Given information start

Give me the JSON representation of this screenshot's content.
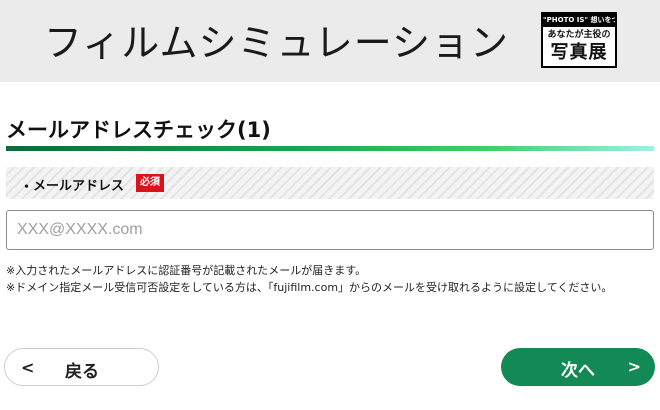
{
  "header": {
    "title": "フィルムシミュレーション",
    "logo": {
      "tagline": "\"PHOTO IS\" 想いをつなぐ。",
      "line1": "あなたが主役の",
      "line2": "写真展"
    }
  },
  "section": {
    "title": "メールアドレスチェック(1)"
  },
  "field": {
    "bullet": "・",
    "label": "メールアドレス",
    "required_badge": "必須",
    "value": "",
    "placeholder": "XXX@XXXX.com"
  },
  "notes": [
    "※入力されたメールアドレスに認証番号が記載されたメールが届きます。",
    "※ドメイン指定メール受信可否設定をしている方は、「fujifilm.com」からのメールを受け取れるように設定してください。"
  ],
  "buttons": {
    "back_label": "戻る",
    "next_label": "次へ"
  },
  "icons": {
    "back": "chevron-left-icon",
    "next": "chevron-right-icon"
  },
  "colors": {
    "accent_green": "#138a55",
    "required_red": "#d7141a",
    "header_bg": "#ebebeb"
  }
}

Given information end

What to do ▸
Reproduce every line of the material precisely, omitting its pictures.

Solution for this exercise ▸
Give me the JSON representation of this screenshot's content.
{
  "header": {
    "title": "フィルムシミュレーション",
    "logo": {
      "tagline": "\"PHOTO IS\" 想いをつなぐ。",
      "line1": "あなたが主役の",
      "line2": "写真展"
    }
  },
  "section": {
    "title": "メールアドレスチェック(1)"
  },
  "field": {
    "bullet": "・",
    "label": "メールアドレス",
    "required_badge": "必須",
    "value": "",
    "placeholder": "XXX@XXXX.com"
  },
  "notes": [
    "※入力されたメールアドレスに認証番号が記載されたメールが届きます。",
    "※ドメイン指定メール受信可否設定をしている方は、「fujifilm.com」からのメールを受け取れるように設定してください。"
  ],
  "buttons": {
    "back_label": "戻る",
    "next_label": "次へ"
  },
  "icons": {
    "back": "chevron-left-icon",
    "next": "chevron-right-icon"
  },
  "colors": {
    "accent_green": "#138a55",
    "required_red": "#d7141a",
    "header_bg": "#ebebeb"
  }
}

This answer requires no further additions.